▶ **Instructions to follow**:
Do any lines in the data below contain "ดความสามารถในการแข"? If so, copy every one of them.

▶ **Supplied records**:
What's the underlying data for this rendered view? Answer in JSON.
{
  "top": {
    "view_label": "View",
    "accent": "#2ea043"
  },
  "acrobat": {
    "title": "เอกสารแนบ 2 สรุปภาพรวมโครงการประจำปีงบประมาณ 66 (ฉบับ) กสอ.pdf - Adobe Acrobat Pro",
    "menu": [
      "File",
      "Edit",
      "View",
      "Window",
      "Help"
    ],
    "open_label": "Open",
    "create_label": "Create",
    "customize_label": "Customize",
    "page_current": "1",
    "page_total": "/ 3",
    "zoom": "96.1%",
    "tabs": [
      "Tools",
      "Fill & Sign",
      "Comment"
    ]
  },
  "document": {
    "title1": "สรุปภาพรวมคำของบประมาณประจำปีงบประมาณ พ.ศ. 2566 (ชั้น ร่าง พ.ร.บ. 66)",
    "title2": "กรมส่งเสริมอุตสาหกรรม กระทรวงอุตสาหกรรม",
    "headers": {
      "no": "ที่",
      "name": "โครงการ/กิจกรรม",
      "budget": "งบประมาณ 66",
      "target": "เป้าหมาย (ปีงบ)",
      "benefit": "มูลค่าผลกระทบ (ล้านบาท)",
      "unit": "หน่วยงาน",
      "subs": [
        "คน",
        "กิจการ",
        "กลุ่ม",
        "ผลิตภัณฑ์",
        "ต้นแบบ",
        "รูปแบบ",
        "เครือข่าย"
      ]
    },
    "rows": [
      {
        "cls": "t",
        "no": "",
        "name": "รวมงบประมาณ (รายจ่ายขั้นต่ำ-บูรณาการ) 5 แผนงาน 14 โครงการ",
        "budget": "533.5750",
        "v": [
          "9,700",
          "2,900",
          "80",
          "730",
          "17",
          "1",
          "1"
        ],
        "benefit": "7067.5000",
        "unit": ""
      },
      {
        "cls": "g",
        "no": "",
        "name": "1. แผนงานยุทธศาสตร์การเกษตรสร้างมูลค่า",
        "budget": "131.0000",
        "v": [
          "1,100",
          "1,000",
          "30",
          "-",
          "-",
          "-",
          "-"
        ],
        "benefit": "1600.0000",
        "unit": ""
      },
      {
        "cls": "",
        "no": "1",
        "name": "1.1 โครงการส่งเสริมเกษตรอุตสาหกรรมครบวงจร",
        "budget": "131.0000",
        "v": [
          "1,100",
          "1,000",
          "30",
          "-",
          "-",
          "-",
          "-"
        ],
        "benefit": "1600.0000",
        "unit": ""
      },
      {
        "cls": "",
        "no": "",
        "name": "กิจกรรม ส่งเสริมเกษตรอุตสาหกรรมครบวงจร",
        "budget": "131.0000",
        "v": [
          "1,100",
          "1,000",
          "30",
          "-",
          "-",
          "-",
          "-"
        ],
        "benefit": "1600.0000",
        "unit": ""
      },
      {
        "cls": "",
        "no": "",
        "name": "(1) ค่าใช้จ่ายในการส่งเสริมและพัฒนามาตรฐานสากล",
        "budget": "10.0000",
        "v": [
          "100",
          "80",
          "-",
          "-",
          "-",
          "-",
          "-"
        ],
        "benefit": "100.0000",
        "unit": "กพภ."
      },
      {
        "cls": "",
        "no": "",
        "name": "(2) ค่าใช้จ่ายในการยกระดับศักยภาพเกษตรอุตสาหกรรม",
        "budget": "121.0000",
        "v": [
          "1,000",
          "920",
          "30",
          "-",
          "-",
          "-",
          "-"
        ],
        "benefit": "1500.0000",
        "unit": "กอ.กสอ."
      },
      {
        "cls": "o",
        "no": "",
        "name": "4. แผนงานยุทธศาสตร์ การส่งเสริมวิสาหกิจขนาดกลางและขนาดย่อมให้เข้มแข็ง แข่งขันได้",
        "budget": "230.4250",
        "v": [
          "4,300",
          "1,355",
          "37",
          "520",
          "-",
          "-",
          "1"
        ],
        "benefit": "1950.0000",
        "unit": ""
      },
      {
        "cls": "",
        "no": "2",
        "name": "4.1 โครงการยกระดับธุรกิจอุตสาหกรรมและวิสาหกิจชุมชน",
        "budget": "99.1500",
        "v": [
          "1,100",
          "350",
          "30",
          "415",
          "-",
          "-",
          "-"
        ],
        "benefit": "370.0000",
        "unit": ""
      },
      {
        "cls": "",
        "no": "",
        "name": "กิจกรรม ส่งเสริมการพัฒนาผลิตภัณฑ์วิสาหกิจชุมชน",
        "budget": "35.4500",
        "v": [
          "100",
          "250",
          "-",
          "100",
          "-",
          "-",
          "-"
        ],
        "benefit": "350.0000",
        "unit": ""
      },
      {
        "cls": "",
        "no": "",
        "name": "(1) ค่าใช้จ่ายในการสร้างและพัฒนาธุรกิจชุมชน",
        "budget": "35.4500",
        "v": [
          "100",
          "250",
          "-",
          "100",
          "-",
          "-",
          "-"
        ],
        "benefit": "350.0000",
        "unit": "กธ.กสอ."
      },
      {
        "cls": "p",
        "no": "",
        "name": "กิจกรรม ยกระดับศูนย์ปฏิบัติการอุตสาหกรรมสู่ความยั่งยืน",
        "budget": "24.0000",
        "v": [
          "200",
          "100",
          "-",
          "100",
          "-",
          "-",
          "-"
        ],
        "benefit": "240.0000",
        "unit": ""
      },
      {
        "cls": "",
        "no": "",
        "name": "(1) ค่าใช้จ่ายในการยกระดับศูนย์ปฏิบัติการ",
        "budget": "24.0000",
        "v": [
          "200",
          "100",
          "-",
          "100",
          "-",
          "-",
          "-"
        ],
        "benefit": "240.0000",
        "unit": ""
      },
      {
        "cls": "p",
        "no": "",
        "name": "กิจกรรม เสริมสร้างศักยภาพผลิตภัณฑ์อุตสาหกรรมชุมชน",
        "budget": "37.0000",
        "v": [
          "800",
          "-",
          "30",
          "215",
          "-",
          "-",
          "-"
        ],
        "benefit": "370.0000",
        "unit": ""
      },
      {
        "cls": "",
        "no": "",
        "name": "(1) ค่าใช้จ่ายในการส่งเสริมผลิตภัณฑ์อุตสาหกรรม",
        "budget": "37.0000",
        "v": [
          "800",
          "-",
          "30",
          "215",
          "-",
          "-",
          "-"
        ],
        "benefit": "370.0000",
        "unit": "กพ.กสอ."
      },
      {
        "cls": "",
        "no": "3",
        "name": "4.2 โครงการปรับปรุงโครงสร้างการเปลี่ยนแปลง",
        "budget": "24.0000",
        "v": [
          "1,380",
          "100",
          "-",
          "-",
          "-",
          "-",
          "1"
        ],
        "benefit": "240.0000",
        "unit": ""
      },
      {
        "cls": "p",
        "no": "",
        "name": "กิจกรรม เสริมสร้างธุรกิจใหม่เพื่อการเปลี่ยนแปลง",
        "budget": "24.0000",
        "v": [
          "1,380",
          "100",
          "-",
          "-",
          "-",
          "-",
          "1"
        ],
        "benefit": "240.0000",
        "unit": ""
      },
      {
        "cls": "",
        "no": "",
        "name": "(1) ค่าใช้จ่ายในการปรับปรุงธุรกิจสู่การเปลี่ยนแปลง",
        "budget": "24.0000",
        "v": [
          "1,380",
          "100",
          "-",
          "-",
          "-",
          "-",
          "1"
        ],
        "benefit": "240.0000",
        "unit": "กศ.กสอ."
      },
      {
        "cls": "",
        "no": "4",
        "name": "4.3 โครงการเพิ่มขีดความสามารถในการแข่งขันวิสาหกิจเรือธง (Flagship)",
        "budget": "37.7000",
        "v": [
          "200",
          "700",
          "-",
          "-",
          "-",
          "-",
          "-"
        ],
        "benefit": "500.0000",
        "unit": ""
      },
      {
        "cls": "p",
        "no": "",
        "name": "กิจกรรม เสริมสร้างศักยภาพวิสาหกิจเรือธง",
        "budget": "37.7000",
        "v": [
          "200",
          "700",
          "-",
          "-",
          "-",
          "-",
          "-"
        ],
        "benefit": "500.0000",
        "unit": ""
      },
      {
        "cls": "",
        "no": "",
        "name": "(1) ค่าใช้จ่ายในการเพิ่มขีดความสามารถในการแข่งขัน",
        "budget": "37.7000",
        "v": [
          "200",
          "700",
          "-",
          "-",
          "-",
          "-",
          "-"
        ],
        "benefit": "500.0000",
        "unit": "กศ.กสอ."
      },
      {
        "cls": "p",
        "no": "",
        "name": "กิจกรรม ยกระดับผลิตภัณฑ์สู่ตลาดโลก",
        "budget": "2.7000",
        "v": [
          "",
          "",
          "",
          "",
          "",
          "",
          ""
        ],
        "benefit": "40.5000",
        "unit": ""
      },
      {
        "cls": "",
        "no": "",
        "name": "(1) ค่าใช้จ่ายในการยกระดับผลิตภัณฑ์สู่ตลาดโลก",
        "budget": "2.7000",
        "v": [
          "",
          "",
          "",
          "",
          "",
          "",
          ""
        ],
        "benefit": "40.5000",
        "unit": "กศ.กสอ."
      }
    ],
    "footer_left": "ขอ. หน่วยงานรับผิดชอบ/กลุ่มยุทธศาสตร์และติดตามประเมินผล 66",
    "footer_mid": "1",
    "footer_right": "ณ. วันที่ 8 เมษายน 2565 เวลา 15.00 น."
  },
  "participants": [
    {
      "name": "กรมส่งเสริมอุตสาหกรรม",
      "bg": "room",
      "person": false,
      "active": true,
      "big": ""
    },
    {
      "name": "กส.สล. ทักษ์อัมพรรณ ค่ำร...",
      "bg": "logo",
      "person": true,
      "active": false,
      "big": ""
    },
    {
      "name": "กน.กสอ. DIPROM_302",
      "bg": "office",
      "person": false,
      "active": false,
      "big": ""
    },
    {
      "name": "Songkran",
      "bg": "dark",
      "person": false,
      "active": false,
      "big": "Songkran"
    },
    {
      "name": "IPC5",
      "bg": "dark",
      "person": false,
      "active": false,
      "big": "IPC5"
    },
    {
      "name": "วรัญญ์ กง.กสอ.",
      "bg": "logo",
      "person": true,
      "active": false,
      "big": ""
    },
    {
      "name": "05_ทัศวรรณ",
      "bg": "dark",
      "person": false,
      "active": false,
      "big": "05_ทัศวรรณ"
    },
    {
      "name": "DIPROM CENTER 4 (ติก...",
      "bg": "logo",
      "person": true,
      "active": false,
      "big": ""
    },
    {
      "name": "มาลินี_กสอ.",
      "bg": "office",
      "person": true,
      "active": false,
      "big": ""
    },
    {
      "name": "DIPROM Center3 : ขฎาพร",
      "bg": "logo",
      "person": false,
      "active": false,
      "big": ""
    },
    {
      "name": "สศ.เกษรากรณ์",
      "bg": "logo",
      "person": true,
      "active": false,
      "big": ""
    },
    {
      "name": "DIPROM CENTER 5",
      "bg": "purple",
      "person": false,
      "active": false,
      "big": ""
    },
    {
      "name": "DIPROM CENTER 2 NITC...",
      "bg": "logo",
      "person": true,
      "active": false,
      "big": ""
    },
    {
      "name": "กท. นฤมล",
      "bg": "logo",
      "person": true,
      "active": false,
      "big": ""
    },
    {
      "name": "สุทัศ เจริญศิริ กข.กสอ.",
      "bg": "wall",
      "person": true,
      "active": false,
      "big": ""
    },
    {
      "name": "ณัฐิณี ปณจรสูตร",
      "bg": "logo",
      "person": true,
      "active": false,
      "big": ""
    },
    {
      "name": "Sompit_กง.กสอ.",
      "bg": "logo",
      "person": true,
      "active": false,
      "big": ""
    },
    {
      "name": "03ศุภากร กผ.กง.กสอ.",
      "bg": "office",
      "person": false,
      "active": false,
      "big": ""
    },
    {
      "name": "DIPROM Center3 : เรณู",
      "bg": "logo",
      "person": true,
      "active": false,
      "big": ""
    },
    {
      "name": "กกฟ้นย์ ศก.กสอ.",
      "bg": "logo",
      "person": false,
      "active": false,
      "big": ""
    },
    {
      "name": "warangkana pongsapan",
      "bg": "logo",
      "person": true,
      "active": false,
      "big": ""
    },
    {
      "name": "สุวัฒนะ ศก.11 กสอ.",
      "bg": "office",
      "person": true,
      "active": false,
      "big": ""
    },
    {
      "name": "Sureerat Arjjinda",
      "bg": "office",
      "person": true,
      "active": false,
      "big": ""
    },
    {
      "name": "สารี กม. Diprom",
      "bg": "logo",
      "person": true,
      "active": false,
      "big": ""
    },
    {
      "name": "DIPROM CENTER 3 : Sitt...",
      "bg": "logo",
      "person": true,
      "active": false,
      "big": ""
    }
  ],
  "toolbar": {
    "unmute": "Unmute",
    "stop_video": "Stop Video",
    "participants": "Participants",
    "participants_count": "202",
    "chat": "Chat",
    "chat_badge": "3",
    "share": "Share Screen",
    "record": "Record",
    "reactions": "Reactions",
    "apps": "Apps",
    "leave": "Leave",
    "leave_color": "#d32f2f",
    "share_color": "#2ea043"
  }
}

▶ **Full answer**:
        "name": "4.3 โครงการเพิ่มขีดความสามารถในการแข่งขันวิสาหกิจเรือธง (Flagship)",
        "name": "(1) ค่าใช้จ่ายในการเพิ่มขีดความสามารถในการแข่งขัน",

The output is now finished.